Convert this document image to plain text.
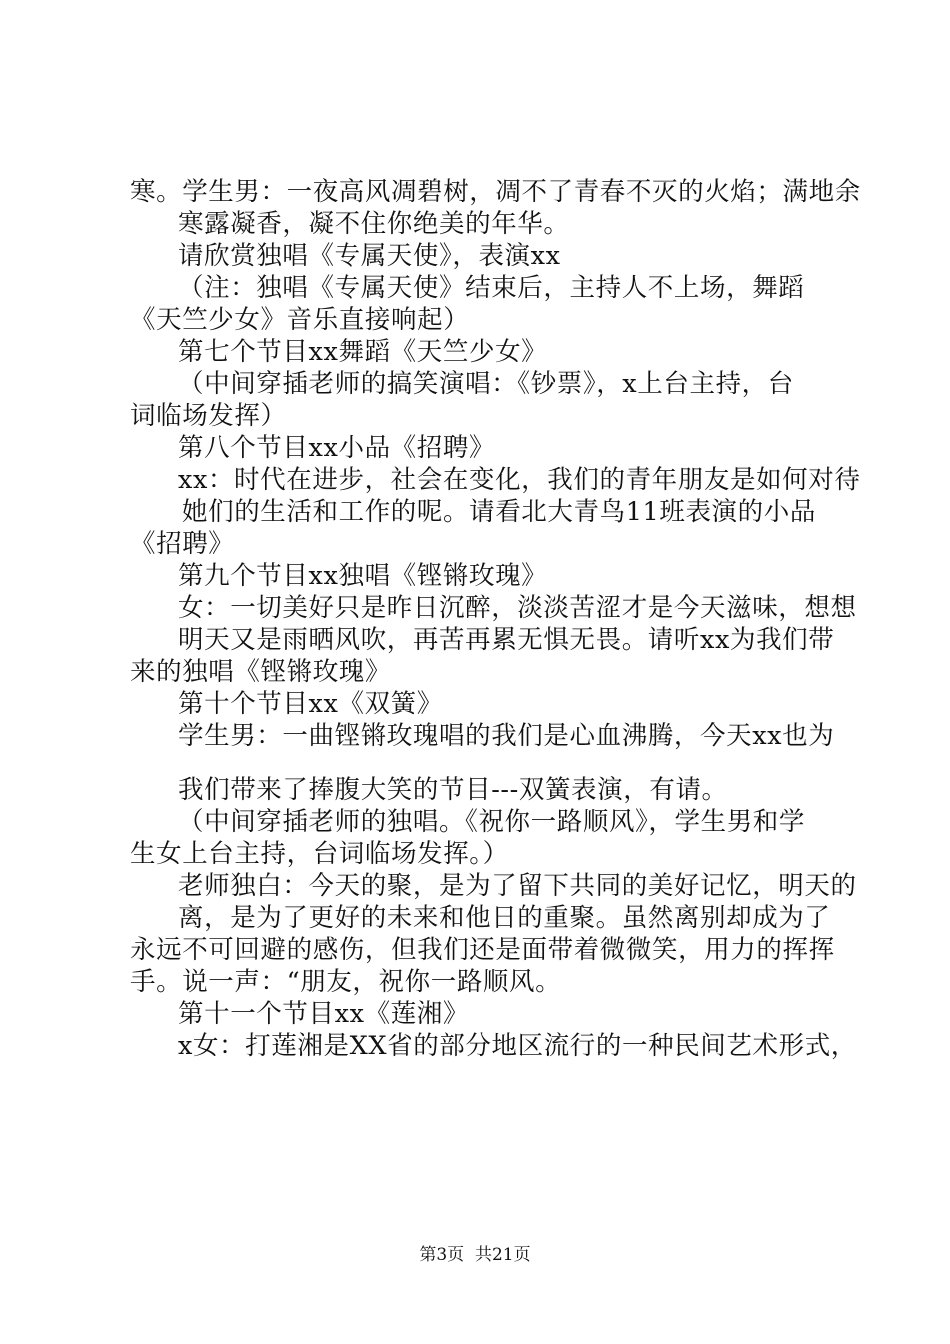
寒。学生男：一夜高风凋碧树，凋不了青春不灭的火焰；满地余
寒露凝香，凝不住你绝美的年华。
请欣赏独唱《专属天使》，表演xx
（注：独唱《专属天使》结束后，主持人不上场，舞蹈
《天竺少女》音乐直接响起）
第七个节目xx舞蹈《天竺少女》
（中间穿插老师的搞笑演唱：《钞票》，x上台主持，台
词临场发挥）
第八个节目xx小品《招聘》
xx：时代在进步，社会在变化，我们的青年朋友是如何对待
她们的生活和工作的呢。请看北大青鸟11班表演的小品
《招聘》
第九个节目xx独唱《铿锵玫瑰》
女：一切美好只是昨日沉醉，淡淡苦涩才是今天滋味，想想
明天又是雨晒风吹，再苦再累无惧无畏。请听xx为我们带
来的独唱《铿锵玫瑰》
第十个节目xx《双簧》
学生男：一曲铿锵玫瑰唱的我们是心血沸腾，今天xx也为
我们带来了捧腹大笑的节目---双簧表演，有请。
（中间穿插老师的独唱。《祝你一路顺风》，学生男和学
生女上台主持，台词临场发挥。）
老师独白：今天的聚，是为了留下共同的美好记忆，明天的
离，是为了更好的未来和他日的重聚。虽然离别却成为了
永远不可回避的感伤，但我们还是面带着微微笑，用力的挥挥
手。说一声：“朋友，祝你一路顺风。
第十一个节目xx《莲湘》
x女：打莲湘是XX省的部分地区流行的一种民间艺术形式，
第3页  共21页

····················

WRITTEN TASK:
Except for the pictures, copy every line of the records above exactly.

TASK RESPONSE:
Convert this document image to plain text.
寒。学生男：一夜高风凋碧树，凋不了青春不灭的火焰；满地余
寒露凝香，凝不住你绝美的年华。
请欣赏独唱《专属天使》，表演xx
（注：独唱《专属天使》结束后，主持人不上场，舞蹈
《天竺少女》音乐直接响起）
第七个节目xx舞蹈《天竺少女》
（中间穿插老师的搞笑演唱：《钞票》，x上台主持，台
词临场发挥）
第八个节目xx小品《招聘》
xx：时代在进步，社会在变化，我们的青年朋友是如何对待
她们的生活和工作的呢。请看北大青鸟11班表演的小品
《招聘》
第九个节目xx独唱《铿锵玫瑰》
女：一切美好只是昨日沉醉，淡淡苦涩才是今天滋味，想想
明天又是雨晒风吹，再苦再累无惧无畏。请听xx为我们带
来的独唱《铿锵玫瑰》
第十个节目xx《双簧》
学生男：一曲铿锵玫瑰唱的我们是心血沸腾，今天xx也为
我们带来了捧腹大笑的节目---双簧表演，有请。
（中间穿插老师的独唱。《祝你一路顺风》，学生男和学
生女上台主持，台词临场发挥。）
老师独白：今天的聚，是为了留下共同的美好记忆，明天的
离，是为了更好的未来和他日的重聚。虽然离别却成为了
永远不可回避的感伤，但我们还是面带着微微笑，用力的挥挥
手。说一声：“朋友，祝你一路顺风。
第十一个节目xx《莲湘》
x女：打莲湘是XX省的部分地区流行的一种民间艺术形式，
第3页  共21页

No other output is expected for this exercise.